-- START OF Text --

You are viewing a plain text version of this content. The canonical link for it is here.
Posted to user@pig.apache.org by Corbin Hoenes <co...@tynt.com> on 2010/12/15 18:38:04 UTC

Re: HBaseStorage in pig 0.8

PIG-1769 has been created sorry I lost track of this :(

On Nov 22, 2010, at 2:30 PM, Dmitriy Ryaboy wrote:

> Hm, good point. Can you create a JIRA for this?

-- END OF Text --
-- START OF Extracted information --

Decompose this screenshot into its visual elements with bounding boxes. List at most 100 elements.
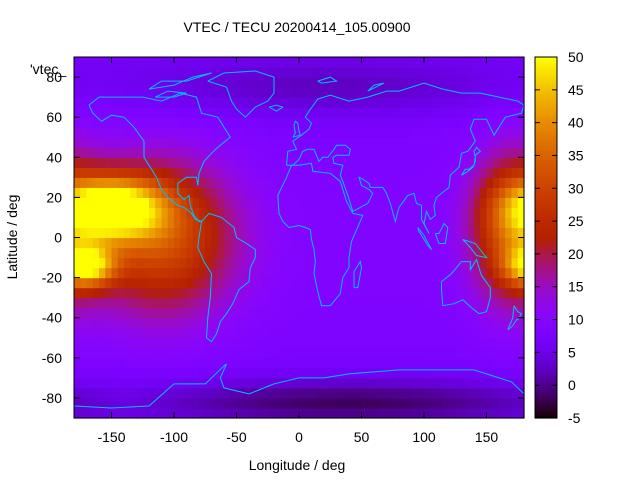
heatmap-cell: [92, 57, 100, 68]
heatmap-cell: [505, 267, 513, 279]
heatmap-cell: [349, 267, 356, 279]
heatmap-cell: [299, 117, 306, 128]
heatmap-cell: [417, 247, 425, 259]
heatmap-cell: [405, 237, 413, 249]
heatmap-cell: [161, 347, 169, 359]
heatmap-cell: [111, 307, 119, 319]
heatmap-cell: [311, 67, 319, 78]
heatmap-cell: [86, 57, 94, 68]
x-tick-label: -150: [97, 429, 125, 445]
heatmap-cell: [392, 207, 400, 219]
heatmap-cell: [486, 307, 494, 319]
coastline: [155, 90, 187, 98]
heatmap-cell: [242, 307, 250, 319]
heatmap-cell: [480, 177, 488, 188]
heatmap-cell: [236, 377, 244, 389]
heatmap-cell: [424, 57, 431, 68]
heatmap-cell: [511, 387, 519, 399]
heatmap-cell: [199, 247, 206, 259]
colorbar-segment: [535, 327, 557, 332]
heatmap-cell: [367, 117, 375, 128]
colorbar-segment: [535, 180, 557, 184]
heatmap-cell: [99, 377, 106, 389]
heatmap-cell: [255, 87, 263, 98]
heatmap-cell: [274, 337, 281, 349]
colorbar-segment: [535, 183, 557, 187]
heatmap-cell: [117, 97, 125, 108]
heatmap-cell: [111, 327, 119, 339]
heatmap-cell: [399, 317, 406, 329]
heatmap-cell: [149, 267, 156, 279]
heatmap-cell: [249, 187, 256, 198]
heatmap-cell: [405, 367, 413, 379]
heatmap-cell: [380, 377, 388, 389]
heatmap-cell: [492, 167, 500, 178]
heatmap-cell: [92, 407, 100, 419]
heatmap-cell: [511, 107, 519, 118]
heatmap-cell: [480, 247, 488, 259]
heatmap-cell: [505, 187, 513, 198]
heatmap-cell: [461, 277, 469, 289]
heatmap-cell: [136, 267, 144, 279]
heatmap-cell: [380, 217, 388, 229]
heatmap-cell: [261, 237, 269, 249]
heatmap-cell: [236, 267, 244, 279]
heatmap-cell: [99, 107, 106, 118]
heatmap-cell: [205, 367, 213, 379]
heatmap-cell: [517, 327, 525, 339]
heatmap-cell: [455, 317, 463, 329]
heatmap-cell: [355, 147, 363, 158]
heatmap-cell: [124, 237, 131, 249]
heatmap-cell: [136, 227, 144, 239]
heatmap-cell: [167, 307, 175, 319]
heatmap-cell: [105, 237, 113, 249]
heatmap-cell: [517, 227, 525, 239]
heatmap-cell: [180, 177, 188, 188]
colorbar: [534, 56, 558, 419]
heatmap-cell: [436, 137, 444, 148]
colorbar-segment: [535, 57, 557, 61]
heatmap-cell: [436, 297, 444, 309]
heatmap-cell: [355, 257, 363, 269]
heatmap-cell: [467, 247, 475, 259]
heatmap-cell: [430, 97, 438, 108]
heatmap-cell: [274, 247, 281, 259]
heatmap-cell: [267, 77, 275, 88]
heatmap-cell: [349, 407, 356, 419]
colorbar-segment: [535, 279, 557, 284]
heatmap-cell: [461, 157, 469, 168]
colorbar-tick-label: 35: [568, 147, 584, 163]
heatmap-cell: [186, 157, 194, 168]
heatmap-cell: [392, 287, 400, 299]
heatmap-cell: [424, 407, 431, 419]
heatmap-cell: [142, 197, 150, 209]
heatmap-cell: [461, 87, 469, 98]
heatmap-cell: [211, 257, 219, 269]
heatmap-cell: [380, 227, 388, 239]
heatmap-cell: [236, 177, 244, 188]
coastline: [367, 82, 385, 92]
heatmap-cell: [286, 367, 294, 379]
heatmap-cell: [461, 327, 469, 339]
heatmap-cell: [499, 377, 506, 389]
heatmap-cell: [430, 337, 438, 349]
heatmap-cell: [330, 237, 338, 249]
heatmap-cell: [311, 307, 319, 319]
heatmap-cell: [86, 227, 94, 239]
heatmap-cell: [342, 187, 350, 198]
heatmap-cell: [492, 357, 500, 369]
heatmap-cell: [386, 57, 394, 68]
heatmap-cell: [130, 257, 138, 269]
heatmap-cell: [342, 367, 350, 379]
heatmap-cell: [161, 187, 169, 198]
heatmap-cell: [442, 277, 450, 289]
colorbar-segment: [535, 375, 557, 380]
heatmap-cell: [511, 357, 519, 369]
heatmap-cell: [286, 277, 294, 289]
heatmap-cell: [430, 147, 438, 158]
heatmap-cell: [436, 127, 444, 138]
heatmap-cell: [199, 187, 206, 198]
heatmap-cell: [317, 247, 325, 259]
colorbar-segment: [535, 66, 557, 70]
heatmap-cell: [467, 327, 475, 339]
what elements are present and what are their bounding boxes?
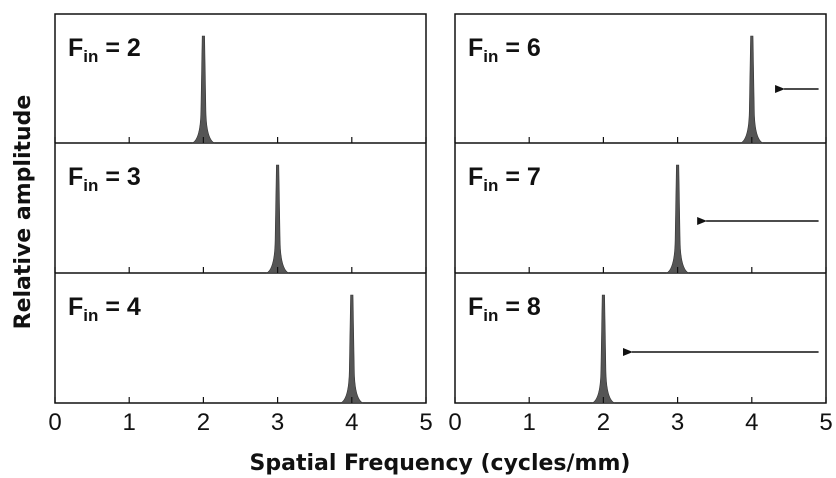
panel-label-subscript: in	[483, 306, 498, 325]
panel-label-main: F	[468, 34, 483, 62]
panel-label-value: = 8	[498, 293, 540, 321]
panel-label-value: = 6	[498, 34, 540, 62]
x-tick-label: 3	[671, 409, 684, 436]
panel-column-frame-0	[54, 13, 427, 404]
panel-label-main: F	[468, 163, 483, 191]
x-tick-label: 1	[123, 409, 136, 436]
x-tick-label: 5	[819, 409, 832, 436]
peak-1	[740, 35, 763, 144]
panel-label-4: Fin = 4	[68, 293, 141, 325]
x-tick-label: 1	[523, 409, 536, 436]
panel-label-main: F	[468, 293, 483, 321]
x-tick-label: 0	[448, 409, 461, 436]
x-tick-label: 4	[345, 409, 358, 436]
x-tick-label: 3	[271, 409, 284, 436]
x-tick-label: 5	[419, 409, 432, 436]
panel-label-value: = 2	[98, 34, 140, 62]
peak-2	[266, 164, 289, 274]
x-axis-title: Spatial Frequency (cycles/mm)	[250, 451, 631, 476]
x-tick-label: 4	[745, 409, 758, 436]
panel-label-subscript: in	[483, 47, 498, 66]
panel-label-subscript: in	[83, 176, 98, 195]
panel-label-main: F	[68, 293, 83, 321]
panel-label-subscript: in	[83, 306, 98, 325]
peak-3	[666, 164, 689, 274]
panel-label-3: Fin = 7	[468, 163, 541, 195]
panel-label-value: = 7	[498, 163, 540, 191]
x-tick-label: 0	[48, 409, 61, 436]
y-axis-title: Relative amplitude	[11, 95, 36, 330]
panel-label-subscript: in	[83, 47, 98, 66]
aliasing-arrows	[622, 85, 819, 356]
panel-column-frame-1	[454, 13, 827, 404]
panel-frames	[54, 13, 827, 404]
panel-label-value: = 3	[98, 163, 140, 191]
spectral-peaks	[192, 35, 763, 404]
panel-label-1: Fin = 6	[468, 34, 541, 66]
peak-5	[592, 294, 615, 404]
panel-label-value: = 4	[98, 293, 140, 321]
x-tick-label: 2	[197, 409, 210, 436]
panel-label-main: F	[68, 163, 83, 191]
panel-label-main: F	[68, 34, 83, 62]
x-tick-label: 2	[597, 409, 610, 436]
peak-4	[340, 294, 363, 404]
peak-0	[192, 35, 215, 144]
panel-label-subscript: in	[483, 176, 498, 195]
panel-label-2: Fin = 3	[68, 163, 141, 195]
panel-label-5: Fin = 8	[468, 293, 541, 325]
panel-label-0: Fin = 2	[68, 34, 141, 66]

-- END OF Extracted information --
-- START OF Extracted information --

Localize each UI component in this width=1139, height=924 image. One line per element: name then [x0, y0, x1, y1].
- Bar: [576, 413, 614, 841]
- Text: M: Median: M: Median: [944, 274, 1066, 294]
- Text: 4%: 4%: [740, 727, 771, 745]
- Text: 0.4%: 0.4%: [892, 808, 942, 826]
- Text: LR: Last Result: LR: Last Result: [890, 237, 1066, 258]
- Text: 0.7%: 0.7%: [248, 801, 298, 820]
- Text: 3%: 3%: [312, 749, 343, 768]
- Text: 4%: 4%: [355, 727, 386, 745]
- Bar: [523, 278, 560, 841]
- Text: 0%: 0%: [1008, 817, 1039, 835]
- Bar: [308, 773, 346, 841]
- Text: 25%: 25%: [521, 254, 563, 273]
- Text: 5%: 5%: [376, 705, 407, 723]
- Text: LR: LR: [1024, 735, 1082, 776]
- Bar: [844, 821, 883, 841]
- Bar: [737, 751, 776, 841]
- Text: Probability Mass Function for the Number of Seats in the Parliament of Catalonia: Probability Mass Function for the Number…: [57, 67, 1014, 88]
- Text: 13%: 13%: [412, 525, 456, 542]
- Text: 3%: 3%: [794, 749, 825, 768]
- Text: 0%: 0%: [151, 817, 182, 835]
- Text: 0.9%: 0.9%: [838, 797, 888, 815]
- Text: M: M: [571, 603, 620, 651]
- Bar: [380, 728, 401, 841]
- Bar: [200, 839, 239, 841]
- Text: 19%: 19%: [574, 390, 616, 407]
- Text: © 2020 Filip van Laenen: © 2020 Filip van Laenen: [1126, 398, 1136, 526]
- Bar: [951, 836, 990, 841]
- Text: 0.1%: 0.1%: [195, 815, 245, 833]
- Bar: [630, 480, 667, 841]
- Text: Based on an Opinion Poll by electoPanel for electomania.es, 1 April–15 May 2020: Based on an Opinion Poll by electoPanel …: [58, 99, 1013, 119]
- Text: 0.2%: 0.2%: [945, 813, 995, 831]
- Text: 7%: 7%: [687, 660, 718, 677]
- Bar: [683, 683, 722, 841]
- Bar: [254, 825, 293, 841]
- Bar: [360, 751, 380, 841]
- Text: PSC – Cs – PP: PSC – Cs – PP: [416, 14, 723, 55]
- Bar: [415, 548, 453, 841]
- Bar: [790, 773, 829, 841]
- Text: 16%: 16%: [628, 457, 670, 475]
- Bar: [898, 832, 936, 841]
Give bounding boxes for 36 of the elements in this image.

-- END OF Extracted information --

# Work to do:
1) Answer these about the mailing list message:
(a) To which mailing list address was the message posted?
(b) What issue number was created?
(c) On what date did Dmitriy Ryaboy write the quoted reply?
2) Put the sentence "Can you create a JIRA for this?" from the mailing list message into Spanish.
3) Quote the part of the mailing list message that opens with the words containing "Posted to user@pig.apache.org" and closes with "JIRA for this?".

# Solutions:
1)
(a) user@pig.apache.org
(b) PIG-1769
(c) Nov 22, 2010

2) ¿Puedes crear un JIRA para esto?

3)
Posted to user@pig.apache.org by Corbin Hoenes <co...@tynt.com> on 2010/12/15 18:38:04 UTC

Re: HBaseStorage in pig 0.8

PIG-1769 has been created sorry I lost track of this :(

On Nov 22, 2010, at 2:30 PM, Dmitriy Ryaboy wrote:

> Hm, good point. Can you create a JIRA for this?